• WHAT YOU NEED TO DO: Scan the records below for lines with the word "JSON", then state how many you find and nothing else.

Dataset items
'''
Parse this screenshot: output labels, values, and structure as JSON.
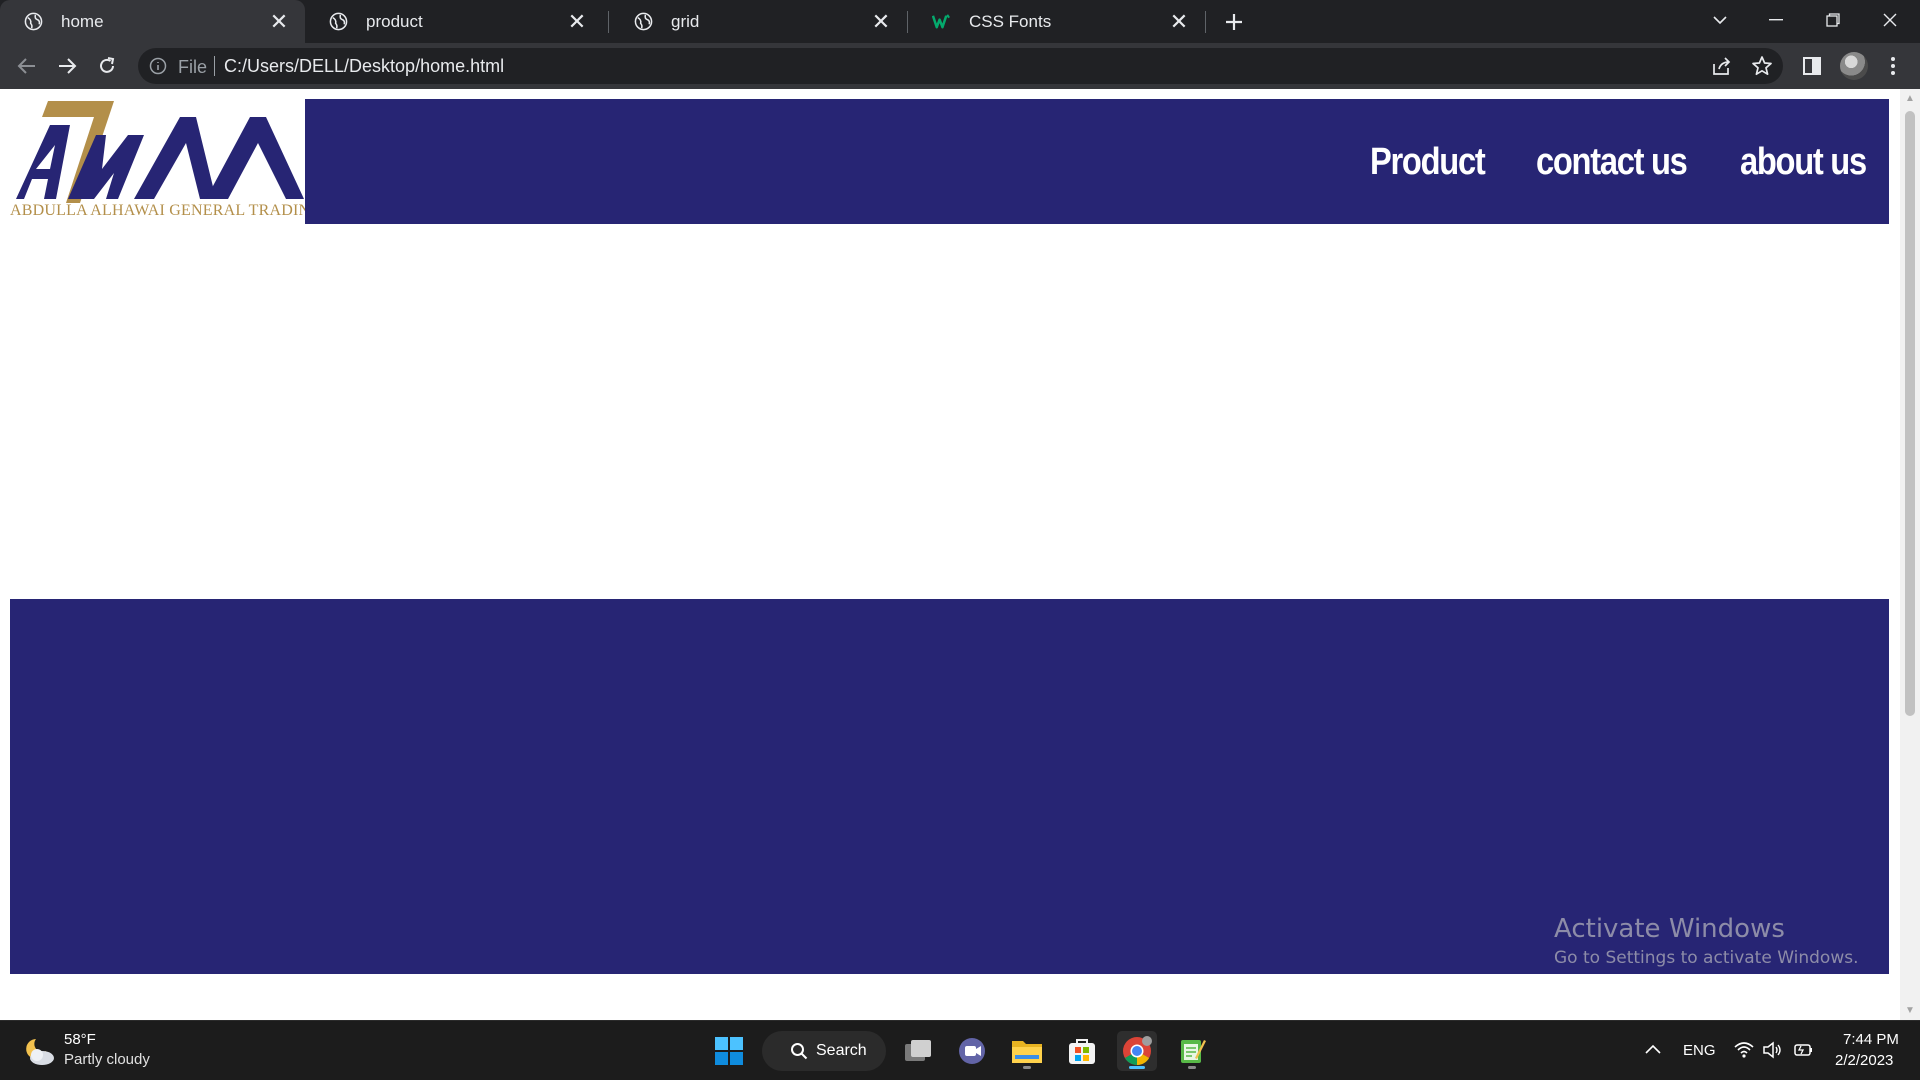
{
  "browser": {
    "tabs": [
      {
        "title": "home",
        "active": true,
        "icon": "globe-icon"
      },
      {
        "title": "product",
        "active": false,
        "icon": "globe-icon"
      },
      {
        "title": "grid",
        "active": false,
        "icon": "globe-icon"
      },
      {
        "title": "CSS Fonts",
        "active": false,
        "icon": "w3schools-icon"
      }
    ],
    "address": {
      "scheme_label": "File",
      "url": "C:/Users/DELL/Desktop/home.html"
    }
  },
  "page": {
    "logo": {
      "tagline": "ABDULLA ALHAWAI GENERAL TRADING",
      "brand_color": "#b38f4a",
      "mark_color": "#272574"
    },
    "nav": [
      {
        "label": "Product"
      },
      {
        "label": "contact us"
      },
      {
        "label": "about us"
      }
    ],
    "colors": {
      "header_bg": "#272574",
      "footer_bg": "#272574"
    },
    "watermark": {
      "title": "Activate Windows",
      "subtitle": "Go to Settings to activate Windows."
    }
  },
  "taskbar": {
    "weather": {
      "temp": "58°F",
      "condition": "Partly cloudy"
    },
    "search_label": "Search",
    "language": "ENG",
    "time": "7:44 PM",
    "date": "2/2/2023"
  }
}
'''
'''
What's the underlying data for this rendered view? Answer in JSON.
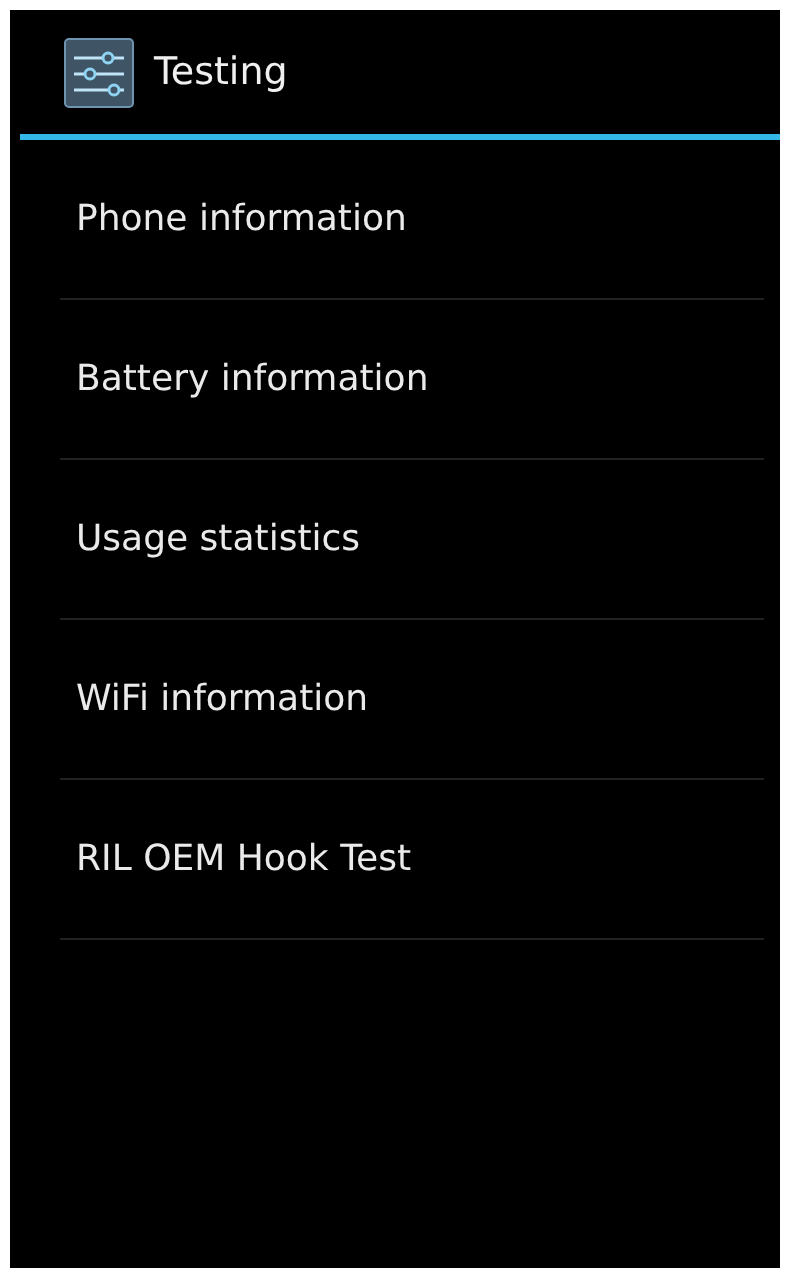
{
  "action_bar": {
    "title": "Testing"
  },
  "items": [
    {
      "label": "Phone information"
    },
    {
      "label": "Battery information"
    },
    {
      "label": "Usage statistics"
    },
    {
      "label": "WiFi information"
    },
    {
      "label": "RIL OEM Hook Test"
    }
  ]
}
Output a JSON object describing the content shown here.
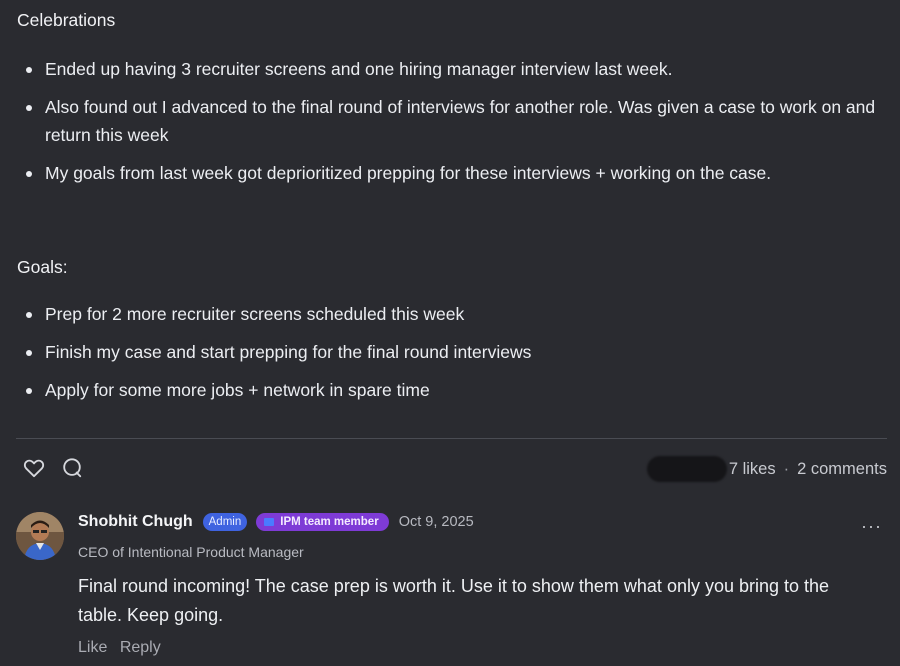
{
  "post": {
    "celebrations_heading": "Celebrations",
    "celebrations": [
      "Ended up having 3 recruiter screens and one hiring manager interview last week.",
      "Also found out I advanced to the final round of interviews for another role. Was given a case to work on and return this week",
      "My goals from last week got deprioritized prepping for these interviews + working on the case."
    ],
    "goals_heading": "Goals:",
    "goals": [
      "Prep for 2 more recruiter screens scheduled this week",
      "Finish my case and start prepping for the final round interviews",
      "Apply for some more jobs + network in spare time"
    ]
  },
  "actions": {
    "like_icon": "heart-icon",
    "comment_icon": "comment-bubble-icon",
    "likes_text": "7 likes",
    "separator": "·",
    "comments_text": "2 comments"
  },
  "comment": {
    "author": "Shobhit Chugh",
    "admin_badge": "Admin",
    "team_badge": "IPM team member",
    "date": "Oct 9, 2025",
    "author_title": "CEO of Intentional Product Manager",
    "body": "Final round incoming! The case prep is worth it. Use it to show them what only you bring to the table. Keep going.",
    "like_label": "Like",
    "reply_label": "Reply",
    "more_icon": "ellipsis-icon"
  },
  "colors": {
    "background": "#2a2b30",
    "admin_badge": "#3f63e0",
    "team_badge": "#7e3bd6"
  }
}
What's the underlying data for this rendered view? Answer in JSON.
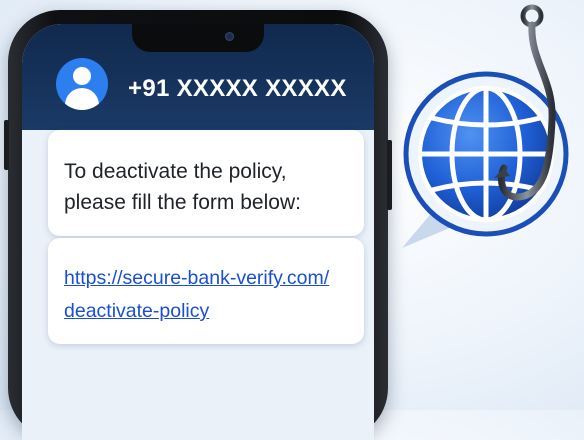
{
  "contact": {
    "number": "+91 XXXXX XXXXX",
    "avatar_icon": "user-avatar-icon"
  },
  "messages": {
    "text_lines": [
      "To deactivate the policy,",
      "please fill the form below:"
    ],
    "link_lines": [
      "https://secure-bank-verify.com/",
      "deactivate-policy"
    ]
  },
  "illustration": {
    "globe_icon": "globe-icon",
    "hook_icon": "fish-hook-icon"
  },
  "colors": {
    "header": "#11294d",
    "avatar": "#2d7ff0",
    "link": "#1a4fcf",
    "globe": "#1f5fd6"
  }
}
'''
• EXERCISE ANSWER: 4